WHAT IS NEEDED:
In full and without deviation, write out the entries that follow.

MATERIAL SUPPLIED:
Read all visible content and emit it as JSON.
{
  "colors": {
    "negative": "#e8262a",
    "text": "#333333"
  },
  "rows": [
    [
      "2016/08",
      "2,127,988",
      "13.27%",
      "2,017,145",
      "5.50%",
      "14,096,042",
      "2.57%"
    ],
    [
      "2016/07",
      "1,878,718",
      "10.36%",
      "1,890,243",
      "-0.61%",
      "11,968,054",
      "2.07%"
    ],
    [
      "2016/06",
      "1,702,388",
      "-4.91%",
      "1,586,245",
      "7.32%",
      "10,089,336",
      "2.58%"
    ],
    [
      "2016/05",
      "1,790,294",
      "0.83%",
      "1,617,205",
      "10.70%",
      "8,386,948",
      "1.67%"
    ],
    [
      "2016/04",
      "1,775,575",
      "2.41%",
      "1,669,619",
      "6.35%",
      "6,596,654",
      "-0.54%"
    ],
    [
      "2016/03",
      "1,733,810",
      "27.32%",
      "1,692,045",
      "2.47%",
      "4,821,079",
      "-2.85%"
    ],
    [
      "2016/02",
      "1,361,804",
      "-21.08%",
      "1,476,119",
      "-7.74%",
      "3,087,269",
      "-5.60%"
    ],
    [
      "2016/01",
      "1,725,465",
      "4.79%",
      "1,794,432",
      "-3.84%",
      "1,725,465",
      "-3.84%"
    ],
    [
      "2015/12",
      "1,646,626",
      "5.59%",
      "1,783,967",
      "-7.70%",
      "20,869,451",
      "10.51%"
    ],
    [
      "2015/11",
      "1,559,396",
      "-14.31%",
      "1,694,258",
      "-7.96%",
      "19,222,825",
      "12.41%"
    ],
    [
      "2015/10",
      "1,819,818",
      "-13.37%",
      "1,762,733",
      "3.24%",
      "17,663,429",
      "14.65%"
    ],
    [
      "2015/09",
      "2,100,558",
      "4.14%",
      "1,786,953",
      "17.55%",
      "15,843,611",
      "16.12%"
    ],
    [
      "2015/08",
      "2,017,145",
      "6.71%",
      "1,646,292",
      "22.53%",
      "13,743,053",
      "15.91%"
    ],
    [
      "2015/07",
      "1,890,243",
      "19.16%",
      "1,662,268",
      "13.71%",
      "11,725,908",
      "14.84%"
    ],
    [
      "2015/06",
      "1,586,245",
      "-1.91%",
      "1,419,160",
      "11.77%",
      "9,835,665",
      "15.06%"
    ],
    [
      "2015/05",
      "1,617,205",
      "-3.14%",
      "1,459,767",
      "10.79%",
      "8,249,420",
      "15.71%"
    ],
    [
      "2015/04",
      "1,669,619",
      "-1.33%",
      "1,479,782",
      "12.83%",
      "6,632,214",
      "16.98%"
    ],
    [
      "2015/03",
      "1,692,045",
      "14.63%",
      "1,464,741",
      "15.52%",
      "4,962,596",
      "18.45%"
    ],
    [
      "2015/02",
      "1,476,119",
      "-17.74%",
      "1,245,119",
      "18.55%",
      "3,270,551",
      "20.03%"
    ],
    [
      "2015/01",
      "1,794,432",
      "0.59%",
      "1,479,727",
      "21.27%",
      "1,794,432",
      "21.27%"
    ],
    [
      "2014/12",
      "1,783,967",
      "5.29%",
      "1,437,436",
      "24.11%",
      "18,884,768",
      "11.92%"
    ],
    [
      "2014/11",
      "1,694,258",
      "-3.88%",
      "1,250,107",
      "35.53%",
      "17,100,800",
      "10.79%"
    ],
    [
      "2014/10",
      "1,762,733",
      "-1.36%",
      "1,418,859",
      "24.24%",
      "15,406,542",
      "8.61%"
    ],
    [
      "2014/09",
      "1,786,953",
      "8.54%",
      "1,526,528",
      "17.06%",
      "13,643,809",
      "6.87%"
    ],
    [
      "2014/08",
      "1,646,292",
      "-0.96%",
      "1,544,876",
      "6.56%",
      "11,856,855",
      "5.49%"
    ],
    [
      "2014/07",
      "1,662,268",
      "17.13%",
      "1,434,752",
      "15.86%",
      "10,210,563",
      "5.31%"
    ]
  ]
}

EXERCISE ANSWER:
Read all visible content and emit it as JSON.
{
  "colors": {
    "negative": "#e8262a",
    "text": "#333333"
  },
  "rows": [
    [
      "2016/08",
      "2,127,988",
      "13.27%",
      "2,017,145",
      "5.50%",
      "14,096,042",
      "2.57%"
    ],
    [
      "2016/07",
      "1,878,718",
      "10.36%",
      "1,890,243",
      "-0.61%",
      "11,968,054",
      "2.07%"
    ],
    [
      "2016/06",
      "1,702,388",
      "-4.91%",
      "1,586,245",
      "7.32%",
      "10,089,336",
      "2.58%"
    ],
    [
      "2016/05",
      "1,790,294",
      "0.83%",
      "1,617,205",
      "10.70%",
      "8,386,948",
      "1.67%"
    ],
    [
      "2016/04",
      "1,775,575",
      "2.41%",
      "1,669,619",
      "6.35%",
      "6,596,654",
      "-0.54%"
    ],
    [
      "2016/03",
      "1,733,810",
      "27.32%",
      "1,692,045",
      "2.47%",
      "4,821,079",
      "-2.85%"
    ],
    [
      "2016/02",
      "1,361,804",
      "-21.08%",
      "1,476,119",
      "-7.74%",
      "3,087,269",
      "-5.60%"
    ],
    [
      "2016/01",
      "1,725,465",
      "4.79%",
      "1,794,432",
      "-3.84%",
      "1,725,465",
      "-3.84%"
    ],
    [
      "2015/12",
      "1,646,626",
      "5.59%",
      "1,783,967",
      "-7.70%",
      "20,869,451",
      "10.51%"
    ],
    [
      "2015/11",
      "1,559,396",
      "-14.31%",
      "1,694,258",
      "-7.96%",
      "19,222,825",
      "12.41%"
    ],
    [
      "2015/10",
      "1,819,818",
      "-13.37%",
      "1,762,733",
      "3.24%",
      "17,663,429",
      "14.65%"
    ],
    [
      "2015/09",
      "2,100,558",
      "4.14%",
      "1,786,953",
      "17.55%",
      "15,843,611",
      "16.12%"
    ],
    [
      "2015/08",
      "2,017,145",
      "6.71%",
      "1,646,292",
      "22.53%",
      "13,743,053",
      "15.91%"
    ],
    [
      "2015/07",
      "1,890,243",
      "19.16%",
      "1,662,268",
      "13.71%",
      "11,725,908",
      "14.84%"
    ],
    [
      "2015/06",
      "1,586,245",
      "-1.91%",
      "1,419,160",
      "11.77%",
      "9,835,665",
      "15.06%"
    ],
    [
      "2015/05",
      "1,617,205",
      "-3.14%",
      "1,459,767",
      "10.79%",
      "8,249,420",
      "15.71%"
    ],
    [
      "2015/04",
      "1,669,619",
      "-1.33%",
      "1,479,782",
      "12.83%",
      "6,632,214",
      "16.98%"
    ],
    [
      "2015/03",
      "1,692,045",
      "14.63%",
      "1,464,741",
      "15.52%",
      "4,962,596",
      "18.45%"
    ],
    [
      "2015/02",
      "1,476,119",
      "-17.74%",
      "1,245,119",
      "18.55%",
      "3,270,551",
      "20.03%"
    ],
    [
      "2015/01",
      "1,794,432",
      "0.59%",
      "1,479,727",
      "21.27%",
      "1,794,432",
      "21.27%"
    ],
    [
      "2014/12",
      "1,783,967",
      "5.29%",
      "1,437,436",
      "24.11%",
      "18,884,768",
      "11.92%"
    ],
    [
      "2014/11",
      "1,694,258",
      "-3.88%",
      "1,250,107",
      "35.53%",
      "17,100,800",
      "10.79%"
    ],
    [
      "2014/10",
      "1,762,733",
      "-1.36%",
      "1,418,859",
      "24.24%",
      "15,406,542",
      "8.61%"
    ],
    [
      "2014/09",
      "1,786,953",
      "8.54%",
      "1,526,528",
      "17.06%",
      "13,643,809",
      "6.87%"
    ],
    [
      "2014/08",
      "1,646,292",
      "-0.96%",
      "1,544,876",
      "6.56%",
      "11,856,855",
      "5.49%"
    ],
    [
      "2014/07",
      "1,662,268",
      "17.13%",
      "1,434,752",
      "15.86%",
      "10,210,563",
      "5.31%"
    ]
  ]
}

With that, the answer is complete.